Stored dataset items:
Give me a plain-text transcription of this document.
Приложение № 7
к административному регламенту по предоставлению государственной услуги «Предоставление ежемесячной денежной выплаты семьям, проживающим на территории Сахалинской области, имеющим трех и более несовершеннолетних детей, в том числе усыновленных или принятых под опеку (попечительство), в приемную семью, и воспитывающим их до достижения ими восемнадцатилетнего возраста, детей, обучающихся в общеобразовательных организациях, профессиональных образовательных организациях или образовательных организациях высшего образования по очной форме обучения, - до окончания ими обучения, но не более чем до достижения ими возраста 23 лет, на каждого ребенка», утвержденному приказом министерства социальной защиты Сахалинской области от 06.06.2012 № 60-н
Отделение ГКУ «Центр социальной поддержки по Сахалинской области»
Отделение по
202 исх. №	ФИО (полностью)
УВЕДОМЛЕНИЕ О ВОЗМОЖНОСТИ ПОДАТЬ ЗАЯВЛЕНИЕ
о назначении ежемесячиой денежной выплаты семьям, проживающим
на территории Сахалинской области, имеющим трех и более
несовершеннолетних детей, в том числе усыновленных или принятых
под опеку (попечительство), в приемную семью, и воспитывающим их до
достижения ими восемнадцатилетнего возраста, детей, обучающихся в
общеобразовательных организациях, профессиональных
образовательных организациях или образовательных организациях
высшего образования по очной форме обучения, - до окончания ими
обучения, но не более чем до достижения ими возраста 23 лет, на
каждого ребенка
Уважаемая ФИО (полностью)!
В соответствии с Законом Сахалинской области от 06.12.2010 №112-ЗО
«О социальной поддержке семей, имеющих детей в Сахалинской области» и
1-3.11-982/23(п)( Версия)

EXERCISE DESCRIPTION: Copy all of the data exactly.

SOLUTION BELOW:
Give me a plain-text transcription of this document.
Приложение № 7
к административному регламенту по предоставлению государственной услуги «Предоставление ежемесячной денежной выплаты семьям, проживающим на территории Сахалинской области, имеющим трех и более несовершеннолетних детей, в том числе усыновленных или принятых под опеку (попечительство), в приемную семью, и воспитывающим их до достижения ими восемнадцатилетнего возраста, детей, обучающихся в общеобразовательных организациях, профессиональных образовательных организациях или образовательных организациях высшего образования по очной форме обучения, - до окончания ими обучения, но не более чем до достижения ими возраста 23 лет, на каждого ребенка», утвержденному приказом министерства социальной защиты Сахалинской области от 06.06.2012 № 60-н
Отделение ГКУ «Центр социальной поддержки по Сахалинской области»
Отделение по
202 исх. №	ФИО (полностью)
УВЕДОМЛЕНИЕ О ВОЗМОЖНОСТИ ПОДАТЬ ЗАЯВЛЕНИЕ
о назначении ежемесячиой денежной выплаты семьям, проживающим
на территории Сахалинской области, имеющим трех и более
несовершеннолетних детей, в том числе усыновленных или принятых
под опеку (попечительство), в приемную семью, и воспитывающим их до
достижения ими восемнадцатилетнего возраста, детей, обучающихся в
общеобразовательных организациях, профессиональных
образовательных организациях или образовательных организациях
высшего образования по очной форме обучения, - до окончания ими
обучения, но не более чем до достижения ими возраста 23 лет, на
каждого ребенка
Уважаемая ФИО (полностью)!
В соответствии с Законом Сахалинской области от 06.12.2010 №112-ЗО
«О социальной поддержке семей, имеющих детей в Сахалинской области» и
1-3.11-982/23(п)( Версия)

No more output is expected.